_WHAT IS EXPECTED:_ Copy out every line that contains the word "this".

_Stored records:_
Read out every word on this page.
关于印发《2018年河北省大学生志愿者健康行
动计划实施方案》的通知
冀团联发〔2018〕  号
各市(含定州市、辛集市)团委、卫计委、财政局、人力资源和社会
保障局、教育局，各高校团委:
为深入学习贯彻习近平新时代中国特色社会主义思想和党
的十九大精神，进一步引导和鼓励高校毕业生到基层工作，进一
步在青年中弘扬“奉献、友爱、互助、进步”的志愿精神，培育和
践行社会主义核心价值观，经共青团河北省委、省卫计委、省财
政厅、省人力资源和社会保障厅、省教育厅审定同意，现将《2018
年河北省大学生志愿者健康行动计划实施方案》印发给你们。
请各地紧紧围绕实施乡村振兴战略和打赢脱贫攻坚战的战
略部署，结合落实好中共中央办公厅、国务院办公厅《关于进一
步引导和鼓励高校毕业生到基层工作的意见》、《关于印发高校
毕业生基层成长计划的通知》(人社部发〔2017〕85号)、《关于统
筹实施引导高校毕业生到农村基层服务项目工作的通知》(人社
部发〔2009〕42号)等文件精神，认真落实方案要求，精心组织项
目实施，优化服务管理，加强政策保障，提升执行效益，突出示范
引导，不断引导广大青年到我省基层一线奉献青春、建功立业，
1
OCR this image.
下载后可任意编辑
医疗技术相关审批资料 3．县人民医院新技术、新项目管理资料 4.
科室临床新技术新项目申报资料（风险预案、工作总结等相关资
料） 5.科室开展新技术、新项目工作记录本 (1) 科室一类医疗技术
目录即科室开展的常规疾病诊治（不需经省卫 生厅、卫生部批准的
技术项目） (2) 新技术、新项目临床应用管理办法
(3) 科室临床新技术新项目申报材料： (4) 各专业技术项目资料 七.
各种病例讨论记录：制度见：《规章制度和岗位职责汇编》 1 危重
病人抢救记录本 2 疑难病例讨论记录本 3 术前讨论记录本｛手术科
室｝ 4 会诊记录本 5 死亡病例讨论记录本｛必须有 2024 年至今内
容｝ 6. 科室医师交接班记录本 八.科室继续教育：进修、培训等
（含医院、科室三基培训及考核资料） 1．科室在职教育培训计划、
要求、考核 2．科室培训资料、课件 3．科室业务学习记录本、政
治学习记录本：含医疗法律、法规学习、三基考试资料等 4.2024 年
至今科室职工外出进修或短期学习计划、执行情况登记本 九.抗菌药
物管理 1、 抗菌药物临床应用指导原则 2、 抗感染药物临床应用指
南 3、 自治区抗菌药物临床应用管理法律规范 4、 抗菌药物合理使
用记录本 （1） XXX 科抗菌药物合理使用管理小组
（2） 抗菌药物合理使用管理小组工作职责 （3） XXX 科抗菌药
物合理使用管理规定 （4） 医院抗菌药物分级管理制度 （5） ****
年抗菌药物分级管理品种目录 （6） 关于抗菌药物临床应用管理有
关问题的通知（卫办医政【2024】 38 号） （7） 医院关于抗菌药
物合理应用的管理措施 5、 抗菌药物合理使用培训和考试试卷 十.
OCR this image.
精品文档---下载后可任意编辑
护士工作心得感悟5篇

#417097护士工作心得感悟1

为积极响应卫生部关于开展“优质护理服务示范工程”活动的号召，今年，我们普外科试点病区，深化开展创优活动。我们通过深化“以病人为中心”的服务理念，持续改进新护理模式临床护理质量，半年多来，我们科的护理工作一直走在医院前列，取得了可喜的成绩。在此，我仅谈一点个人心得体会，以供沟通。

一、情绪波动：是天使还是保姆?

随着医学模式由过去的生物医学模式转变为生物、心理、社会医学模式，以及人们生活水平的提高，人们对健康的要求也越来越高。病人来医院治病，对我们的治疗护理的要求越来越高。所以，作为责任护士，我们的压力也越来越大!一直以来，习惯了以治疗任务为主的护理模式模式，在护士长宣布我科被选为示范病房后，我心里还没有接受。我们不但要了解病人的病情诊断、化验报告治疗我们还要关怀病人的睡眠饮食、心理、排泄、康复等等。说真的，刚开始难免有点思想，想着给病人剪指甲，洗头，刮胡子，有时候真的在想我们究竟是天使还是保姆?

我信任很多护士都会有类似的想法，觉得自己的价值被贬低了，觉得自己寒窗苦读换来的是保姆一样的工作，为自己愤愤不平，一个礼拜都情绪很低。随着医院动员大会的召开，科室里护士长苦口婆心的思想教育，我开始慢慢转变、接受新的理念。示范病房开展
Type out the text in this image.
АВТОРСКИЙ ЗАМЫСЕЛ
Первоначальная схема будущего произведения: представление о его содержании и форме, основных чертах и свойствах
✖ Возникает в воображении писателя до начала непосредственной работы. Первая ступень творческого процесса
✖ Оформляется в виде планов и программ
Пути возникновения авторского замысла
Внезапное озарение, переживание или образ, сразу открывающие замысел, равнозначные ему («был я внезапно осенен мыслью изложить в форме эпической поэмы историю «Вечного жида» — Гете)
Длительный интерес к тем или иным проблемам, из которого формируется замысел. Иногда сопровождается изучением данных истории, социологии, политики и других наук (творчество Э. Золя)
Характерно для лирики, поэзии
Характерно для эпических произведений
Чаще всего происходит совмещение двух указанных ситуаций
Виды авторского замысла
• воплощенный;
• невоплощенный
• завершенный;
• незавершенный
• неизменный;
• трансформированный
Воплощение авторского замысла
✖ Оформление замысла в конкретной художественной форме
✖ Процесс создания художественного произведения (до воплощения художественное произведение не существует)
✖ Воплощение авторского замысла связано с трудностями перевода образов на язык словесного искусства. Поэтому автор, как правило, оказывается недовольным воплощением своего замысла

_ANSWER TO THE PROBLEM:_
Read out every word on this page.
OCR this image.
OCR this image.
Type out the text in this image.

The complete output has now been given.